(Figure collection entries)
··········
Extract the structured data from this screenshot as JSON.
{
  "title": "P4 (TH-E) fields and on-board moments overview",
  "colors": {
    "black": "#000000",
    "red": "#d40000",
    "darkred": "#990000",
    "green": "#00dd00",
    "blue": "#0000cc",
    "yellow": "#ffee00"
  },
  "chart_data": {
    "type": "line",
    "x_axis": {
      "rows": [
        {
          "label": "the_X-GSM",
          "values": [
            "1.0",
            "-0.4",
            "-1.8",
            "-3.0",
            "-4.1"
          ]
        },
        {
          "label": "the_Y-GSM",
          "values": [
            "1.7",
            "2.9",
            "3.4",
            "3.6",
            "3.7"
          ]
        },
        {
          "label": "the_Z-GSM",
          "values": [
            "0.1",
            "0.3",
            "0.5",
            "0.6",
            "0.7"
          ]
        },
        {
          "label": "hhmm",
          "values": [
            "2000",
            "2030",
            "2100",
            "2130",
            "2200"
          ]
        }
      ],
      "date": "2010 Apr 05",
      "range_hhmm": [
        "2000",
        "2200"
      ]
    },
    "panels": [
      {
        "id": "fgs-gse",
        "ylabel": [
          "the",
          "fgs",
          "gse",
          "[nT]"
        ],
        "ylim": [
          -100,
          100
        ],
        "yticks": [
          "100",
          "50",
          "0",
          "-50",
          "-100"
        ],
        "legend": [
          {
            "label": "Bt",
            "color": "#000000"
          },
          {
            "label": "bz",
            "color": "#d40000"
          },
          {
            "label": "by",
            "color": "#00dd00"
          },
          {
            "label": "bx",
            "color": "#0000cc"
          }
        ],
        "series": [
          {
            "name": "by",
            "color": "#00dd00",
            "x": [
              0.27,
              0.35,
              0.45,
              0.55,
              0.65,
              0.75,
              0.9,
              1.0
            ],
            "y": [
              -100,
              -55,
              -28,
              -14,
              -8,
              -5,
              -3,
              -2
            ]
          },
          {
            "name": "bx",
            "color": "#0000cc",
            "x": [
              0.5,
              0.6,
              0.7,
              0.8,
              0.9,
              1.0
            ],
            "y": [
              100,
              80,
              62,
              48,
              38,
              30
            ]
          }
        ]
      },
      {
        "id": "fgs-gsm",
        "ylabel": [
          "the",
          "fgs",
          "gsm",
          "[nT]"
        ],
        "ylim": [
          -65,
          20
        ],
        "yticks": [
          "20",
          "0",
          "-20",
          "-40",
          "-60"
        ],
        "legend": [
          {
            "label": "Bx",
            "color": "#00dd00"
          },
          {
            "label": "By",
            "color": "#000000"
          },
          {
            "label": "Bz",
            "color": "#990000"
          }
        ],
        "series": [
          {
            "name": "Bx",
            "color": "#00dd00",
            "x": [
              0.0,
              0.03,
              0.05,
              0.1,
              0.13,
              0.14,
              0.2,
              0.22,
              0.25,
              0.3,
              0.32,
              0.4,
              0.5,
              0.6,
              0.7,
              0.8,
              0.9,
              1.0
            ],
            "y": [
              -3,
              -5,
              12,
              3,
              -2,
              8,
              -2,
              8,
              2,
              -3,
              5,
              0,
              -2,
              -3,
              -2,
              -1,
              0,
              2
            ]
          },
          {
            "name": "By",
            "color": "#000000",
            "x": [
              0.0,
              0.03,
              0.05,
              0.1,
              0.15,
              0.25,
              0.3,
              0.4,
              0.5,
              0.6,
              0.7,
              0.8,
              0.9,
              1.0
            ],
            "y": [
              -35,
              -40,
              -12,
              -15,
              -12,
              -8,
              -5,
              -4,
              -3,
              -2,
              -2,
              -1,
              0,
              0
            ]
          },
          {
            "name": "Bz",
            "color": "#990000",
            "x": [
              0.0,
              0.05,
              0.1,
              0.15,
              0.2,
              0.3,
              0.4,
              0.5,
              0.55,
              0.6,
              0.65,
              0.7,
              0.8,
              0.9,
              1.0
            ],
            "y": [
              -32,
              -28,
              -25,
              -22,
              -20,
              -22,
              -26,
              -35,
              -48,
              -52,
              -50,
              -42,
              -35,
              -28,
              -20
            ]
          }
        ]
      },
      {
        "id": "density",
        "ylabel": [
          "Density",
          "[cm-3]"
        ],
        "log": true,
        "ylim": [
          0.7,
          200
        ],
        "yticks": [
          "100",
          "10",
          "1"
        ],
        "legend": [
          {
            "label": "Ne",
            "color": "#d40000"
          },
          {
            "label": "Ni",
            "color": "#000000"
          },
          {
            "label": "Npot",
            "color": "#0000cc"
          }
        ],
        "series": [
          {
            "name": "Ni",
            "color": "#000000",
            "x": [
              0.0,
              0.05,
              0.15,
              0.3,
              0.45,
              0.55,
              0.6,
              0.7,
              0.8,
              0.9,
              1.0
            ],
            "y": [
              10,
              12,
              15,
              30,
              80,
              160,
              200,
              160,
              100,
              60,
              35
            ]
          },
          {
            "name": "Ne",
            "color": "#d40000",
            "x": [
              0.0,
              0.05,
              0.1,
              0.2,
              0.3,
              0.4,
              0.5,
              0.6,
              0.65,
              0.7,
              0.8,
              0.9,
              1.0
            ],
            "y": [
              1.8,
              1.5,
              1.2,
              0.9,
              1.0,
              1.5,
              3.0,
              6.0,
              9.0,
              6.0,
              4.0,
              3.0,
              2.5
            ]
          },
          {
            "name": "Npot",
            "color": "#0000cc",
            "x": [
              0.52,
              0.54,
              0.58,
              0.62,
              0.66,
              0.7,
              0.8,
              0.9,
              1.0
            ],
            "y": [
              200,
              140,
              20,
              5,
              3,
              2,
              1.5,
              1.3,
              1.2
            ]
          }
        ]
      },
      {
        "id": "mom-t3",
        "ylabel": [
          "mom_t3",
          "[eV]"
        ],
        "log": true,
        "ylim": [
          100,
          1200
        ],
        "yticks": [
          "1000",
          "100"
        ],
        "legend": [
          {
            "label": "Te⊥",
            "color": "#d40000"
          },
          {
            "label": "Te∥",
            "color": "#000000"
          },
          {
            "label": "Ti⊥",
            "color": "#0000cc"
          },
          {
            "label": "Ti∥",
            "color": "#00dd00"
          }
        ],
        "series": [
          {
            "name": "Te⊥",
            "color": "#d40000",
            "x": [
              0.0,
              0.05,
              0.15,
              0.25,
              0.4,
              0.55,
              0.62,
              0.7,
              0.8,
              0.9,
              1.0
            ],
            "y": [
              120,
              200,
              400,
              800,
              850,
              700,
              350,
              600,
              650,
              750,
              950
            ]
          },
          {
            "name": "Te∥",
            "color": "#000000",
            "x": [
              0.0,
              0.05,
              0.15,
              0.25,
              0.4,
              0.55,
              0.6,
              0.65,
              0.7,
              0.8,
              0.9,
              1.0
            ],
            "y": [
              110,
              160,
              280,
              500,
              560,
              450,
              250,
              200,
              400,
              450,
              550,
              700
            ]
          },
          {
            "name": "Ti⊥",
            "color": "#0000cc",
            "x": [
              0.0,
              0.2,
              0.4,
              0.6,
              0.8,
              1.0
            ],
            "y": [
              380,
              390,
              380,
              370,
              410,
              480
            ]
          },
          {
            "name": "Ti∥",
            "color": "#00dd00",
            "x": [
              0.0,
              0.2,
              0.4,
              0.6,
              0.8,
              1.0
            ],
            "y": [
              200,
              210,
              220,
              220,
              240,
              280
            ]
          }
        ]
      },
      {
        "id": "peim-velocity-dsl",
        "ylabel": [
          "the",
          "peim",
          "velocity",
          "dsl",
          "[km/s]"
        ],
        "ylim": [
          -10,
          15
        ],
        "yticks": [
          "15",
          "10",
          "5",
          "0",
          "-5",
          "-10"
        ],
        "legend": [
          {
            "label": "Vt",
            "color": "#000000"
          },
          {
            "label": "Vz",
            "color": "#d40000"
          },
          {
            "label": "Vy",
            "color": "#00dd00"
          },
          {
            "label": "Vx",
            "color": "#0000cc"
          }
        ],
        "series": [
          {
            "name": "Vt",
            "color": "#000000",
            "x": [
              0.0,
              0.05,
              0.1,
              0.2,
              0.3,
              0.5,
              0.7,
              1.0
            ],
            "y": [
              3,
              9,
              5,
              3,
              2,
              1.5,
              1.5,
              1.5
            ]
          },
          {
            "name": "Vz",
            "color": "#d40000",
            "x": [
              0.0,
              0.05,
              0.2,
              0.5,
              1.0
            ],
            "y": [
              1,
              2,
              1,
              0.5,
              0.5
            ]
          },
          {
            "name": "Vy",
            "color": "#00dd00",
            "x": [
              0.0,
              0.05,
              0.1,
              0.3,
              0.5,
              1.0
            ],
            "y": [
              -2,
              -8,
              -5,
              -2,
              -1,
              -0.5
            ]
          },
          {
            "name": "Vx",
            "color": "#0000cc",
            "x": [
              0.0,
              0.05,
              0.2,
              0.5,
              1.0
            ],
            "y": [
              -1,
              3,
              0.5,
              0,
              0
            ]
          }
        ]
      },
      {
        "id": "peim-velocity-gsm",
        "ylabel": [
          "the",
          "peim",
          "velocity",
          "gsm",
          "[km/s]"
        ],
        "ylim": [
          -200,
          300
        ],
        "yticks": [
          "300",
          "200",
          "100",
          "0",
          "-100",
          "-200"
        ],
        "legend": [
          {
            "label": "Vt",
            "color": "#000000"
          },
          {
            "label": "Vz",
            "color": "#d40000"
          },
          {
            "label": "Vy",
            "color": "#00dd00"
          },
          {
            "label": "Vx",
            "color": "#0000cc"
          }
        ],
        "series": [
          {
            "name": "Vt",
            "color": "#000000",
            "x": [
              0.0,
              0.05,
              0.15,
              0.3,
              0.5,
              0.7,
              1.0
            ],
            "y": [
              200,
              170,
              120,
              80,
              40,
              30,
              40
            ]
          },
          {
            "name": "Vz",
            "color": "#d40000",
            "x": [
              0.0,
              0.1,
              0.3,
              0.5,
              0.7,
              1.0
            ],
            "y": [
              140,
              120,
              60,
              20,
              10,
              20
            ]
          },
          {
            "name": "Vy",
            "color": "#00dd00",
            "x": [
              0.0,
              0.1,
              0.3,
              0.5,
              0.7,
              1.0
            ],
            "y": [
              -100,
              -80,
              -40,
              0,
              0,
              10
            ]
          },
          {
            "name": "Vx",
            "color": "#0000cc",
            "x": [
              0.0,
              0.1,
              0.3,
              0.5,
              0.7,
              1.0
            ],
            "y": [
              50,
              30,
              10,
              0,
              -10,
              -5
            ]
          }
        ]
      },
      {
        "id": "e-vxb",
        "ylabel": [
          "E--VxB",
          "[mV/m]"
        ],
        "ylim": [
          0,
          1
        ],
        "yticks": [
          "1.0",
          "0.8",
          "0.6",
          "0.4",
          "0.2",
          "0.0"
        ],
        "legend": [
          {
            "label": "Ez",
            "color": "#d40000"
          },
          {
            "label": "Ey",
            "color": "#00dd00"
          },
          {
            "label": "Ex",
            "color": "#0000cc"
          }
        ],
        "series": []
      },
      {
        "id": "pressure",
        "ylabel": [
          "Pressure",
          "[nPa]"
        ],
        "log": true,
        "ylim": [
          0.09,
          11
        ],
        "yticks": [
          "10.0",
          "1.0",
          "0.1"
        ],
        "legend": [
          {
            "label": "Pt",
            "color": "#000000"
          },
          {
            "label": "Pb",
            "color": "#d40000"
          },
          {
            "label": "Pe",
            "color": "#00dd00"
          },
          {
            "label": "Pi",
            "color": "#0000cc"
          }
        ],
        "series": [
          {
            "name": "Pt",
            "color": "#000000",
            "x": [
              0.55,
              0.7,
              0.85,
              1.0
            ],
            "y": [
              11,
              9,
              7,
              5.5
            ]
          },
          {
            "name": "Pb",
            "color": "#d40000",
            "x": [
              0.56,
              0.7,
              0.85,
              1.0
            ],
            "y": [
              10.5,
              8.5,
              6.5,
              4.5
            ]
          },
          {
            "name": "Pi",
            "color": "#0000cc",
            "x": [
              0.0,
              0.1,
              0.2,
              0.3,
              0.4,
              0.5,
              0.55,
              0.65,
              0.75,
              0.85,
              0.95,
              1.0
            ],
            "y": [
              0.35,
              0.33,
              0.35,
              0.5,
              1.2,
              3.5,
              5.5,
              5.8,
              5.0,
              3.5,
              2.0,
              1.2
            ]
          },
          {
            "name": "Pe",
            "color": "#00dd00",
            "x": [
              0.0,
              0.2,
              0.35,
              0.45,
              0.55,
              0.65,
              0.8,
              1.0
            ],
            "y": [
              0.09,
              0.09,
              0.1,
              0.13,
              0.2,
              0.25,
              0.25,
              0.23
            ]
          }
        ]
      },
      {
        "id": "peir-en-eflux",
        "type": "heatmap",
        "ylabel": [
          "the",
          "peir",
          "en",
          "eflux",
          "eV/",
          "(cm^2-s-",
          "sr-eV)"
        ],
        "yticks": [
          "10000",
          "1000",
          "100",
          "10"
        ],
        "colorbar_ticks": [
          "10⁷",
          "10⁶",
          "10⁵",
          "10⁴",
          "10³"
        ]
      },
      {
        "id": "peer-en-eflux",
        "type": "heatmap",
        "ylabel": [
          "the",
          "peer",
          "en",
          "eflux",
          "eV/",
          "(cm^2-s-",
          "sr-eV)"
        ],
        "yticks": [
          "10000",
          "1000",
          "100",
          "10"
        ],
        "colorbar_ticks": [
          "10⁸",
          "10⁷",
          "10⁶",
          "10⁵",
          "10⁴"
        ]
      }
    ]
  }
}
··········
YOUR TASK: From the data above, copy each line where the string "eflux" appears.

ANSWER IN FULL:
        "id": "peir-en-eflux",
          "eflux",
        "id": "peer-en-eflux",
          "eflux",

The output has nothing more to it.